[Data entries]

* * * *

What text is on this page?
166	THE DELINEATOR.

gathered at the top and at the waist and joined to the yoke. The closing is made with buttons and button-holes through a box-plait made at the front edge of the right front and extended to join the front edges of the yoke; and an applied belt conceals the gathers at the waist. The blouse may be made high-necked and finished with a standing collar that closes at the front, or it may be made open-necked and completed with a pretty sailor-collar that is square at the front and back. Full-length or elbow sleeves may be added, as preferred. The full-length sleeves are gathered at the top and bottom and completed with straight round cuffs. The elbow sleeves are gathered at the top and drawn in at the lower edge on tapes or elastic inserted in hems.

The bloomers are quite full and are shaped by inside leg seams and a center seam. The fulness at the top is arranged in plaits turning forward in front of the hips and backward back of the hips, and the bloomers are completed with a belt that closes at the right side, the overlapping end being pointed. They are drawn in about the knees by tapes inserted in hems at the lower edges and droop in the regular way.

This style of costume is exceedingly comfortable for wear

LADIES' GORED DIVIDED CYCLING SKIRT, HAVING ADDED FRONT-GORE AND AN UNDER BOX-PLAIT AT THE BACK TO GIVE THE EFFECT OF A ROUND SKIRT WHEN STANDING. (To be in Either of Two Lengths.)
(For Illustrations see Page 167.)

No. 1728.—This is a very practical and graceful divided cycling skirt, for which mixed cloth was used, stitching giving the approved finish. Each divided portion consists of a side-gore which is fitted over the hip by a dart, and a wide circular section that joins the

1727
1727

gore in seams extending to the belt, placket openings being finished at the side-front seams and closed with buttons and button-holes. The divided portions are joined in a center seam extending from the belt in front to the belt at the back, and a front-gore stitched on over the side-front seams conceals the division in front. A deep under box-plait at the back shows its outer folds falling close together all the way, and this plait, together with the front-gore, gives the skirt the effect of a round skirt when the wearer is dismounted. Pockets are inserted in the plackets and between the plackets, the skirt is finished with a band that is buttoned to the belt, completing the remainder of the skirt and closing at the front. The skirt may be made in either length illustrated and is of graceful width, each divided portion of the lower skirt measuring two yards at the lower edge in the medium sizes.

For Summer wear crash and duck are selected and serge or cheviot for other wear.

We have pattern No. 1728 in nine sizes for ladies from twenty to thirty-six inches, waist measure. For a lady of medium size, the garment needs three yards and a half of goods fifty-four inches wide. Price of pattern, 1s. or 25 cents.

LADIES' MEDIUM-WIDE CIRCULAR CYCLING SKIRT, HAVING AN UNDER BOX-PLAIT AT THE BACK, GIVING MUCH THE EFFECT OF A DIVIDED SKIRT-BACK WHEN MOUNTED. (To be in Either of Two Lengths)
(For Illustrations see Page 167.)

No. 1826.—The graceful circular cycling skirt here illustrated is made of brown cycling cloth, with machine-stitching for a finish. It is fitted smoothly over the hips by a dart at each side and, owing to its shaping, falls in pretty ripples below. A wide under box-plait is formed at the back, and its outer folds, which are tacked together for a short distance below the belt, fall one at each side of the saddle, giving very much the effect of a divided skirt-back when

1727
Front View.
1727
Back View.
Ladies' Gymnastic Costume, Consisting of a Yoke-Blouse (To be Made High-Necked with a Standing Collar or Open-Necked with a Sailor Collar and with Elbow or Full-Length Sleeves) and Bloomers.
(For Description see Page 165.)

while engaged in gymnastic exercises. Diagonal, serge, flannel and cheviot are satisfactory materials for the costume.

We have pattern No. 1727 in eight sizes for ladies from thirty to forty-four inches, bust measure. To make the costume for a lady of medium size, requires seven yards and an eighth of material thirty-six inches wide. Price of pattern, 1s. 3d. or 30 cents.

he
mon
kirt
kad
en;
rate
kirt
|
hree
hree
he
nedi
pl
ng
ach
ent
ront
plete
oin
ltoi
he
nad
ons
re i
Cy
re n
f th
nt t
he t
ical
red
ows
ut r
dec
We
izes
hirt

* * * *

> Exercise description
Repeat the lines above exactly.

> Right answer
What text is on this page?
166	THE DELINEATOR.

gathered at the top and at the waist and joined to the yoke. The closing is made with buttons and button-holes through a box-plait made at the front edge of the right front and extended to join the front edges of the yoke; and an applied belt conceals the gathers at the waist. The blouse may be made high-necked and finished with a standing collar that closes at the front, or it may be made open-necked and completed with a pretty sailor-collar that is square at the front and back. Full-length or elbow sleeves may be added, as preferred. The full-length sleeves are gathered at the top and bottom and completed with straight round cuffs. The elbow sleeves are gathered at the top and drawn in at the lower edge on tapes or elastic inserted in hems.

The bloomers are quite full and are shaped by inside leg seams and a center seam. The fulness at the top is arranged in plaits turning forward in front of the hips and backward back of the hips, and the bloomers are completed with a belt that closes at the right side, the overlapping end being pointed. They are drawn in about the knees by tapes inserted in hems at the lower edges and droop in the regular way.

This style of costume is exceedingly comfortable for wear

LADIES' GORED DIVIDED CYCLING SKIRT, HAVING ADDED FRONT-GORE AND AN UNDER BOX-PLAIT AT THE BACK TO GIVE THE EFFECT OF A ROUND SKIRT WHEN STANDING. (To be in Either of Two Lengths.)
(For Illustrations see Page 167.)

No. 1728.—This is a very practical and graceful divided cycling skirt, for which mixed cloth was used, stitching giving the approved finish. Each divided portion consists of a side-gore which is fitted over the hip by a dart, and a wide circular section that joins the

1727
1727

gore in seams extending to the belt, placket openings being finished at the side-front seams and closed with buttons and button-holes. The divided portions are joined in a center seam extending from the belt in front to the belt at the back, and a front-gore stitched on over the side-front seams conceals the division in front. A deep under box-plait at the back shows its outer folds falling close together all the way, and this plait, together with the front-gore, gives the skirt the effect of a round skirt when the wearer is dismounted. Pockets are inserted in the plackets and between the plackets, the skirt is finished with a band that is buttoned to the belt, completing the remainder of the skirt and closing at the front. The skirt may be made in either length illustrated and is of graceful width, each divided portion of the lower skirt measuring two yards at the lower edge in the medium sizes.

For Summer wear crash and duck are selected and serge or cheviot for other wear.

We have pattern No. 1728 in nine sizes for ladies from twenty to thirty-six inches, waist measure. For a lady of medium size, the garment needs three yards and a half of goods fifty-four inches wide. Price of pattern, 1s. or 25 cents.

LADIES' MEDIUM-WIDE CIRCULAR CYCLING SKIRT, HAVING AN UNDER BOX-PLAIT AT THE BACK, GIVING MUCH THE EFFECT OF A DIVIDED SKIRT-BACK WHEN MOUNTED. (To be in Either of Two Lengths)
(For Illustrations see Page 167.)

No. 1826.—The graceful circular cycling skirt here illustrated is made of brown cycling cloth, with machine-stitching for a finish. It is fitted smoothly over the hips by a dart at each side and, owing to its shaping, falls in pretty ripples below. A wide under box-plait is formed at the back, and its outer folds, which are tacked together for a short distance below the belt, fall one at each side of the saddle, giving very much the effect of a divided skirt-back when

1727
Front View.
1727
Back View.
Ladies' Gymnastic Costume, Consisting of a Yoke-Blouse (To be Made High-Necked with a Standing Collar or Open-Necked with a Sailor Collar and with Elbow or Full-Length Sleeves) and Bloomers.
(For Description see Page 165.)

while engaged in gymnastic exercises. Diagonal, serge, flannel and cheviot are satisfactory materials for the costume.

We have pattern No. 1727 in eight sizes for ladies from thirty to forty-four inches, bust measure. To make the costume for a lady of medium size, requires seven yards and an eighth of material thirty-six inches wide. Price of pattern, 1s. 3d. or 30 cents.

he
mon
kirt
kad
en;
rate
kirt
|
hree
hree
he
nedi
pl
ng
ach
ent
ront
plete
oin
ltoi
he
nad
ons
re i
Cy
re n
f th
nt t
he t
ical
red
ows
ut r
dec
We
izes
hirt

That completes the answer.